──────── TEXTO DEL DOCUMENTO ────────

PALMA.- La búsqueda del prófugo continúa. La fotografía de Juan Ortega Gutiérrez, de 22 años, se encuentra en los salpicaderos de los coches patrulla del Cuerpo Nacional de Policía y la Guardia Civil. No hay rastro de su paradero.
Ortega, condenado por robo con violencia e intimidación, ingresó en el Centro Penitenciario de Palma el 8 de septiembre de 2005. Sobre las cuatro de la tarde, participaba con un grupo de otros 15 internos en un curso de Jardinería y Horticultura, incluido en el denominado Proyecto Oxígeno. El cursillo se impartía en una zona ajardinada situada justo enfrente de la prisión.
Sólo un monitor se encargaba de la custodia de los internos. Así lo estipula una normativa interna del centro. Al menor descuido, Ortega echó a correr con toda la velocidad que le permitían sus piernas. En primer lugar, atravesó la carretera de Sóller y se dirigió hacia un terraplén que conecta con la Vía de Cintura. Pronto se le perdió de vista.
Al regresar con el resto de internos a la prisión, el monitor de jardinería comunicó en el centro penitenciario que uno de los reclusos que asistía al cursillo, Juan Ortega Gutiérrez, se le acababa de escapar de una forma nada sofisticada: corriendo.
La búsqueda de Juan Ortega se ha intensificado en Manacor. El prófugo tenía allí fijada su residencia antes de ingresar en prisión y es padre de una niña.
En declaraciones a EL MUNDO / El Día de Baleares, el director del Centro Penitenciario, Juan Fernando Díaz, reconoció que había «algo que se les había escapado» al clasificar a este preso. De hecho, Ortega estaba considerado como «de confianza» y había sido incluido en el módulo seis. Disfrutó de permisos con anterioridad y siempre había vuelto al centro.

──────── EXTRACTOS DE DATOS ────────

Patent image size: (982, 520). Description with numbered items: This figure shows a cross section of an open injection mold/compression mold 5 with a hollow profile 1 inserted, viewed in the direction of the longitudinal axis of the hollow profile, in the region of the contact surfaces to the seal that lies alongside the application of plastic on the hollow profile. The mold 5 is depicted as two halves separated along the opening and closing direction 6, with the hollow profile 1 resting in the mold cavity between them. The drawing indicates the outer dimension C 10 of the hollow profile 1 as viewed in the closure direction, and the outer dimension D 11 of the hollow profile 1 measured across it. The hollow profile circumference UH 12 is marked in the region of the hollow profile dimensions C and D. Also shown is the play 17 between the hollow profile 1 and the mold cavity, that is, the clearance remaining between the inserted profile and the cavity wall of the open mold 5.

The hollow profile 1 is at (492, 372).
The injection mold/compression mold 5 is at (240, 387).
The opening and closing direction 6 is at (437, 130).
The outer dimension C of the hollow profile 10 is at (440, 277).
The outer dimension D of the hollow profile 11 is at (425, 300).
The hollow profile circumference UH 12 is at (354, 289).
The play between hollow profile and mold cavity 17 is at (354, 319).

────────

- **TAREA**
Por favor, copia sin cambios el pasaje de la noticia que arranca con las palabras «La búsqueda de Juan» y concluye con «vuelto al centro.». El listado no guarda relación con la noticia.

- **RESPUESTA ESCRITA**
La búsqueda de Juan Ortega se ha intensificado en Manacor. El prófugo tenía allí fijada su residencia antes de ingresar en prisión y es padre de una niña.
En declaraciones a EL MUNDO / El Día de Baleares, el director del Centro Penitenciario, Juan Fernando Díaz, reconoció que había «algo que se les había escapado» al clasificar a este preso. De hecho, Ortega estaba considerado como «de confianza» y había sido incluido en el módulo seis. Disfrutó de permisos con anterioridad y siempre había vuelto al centro.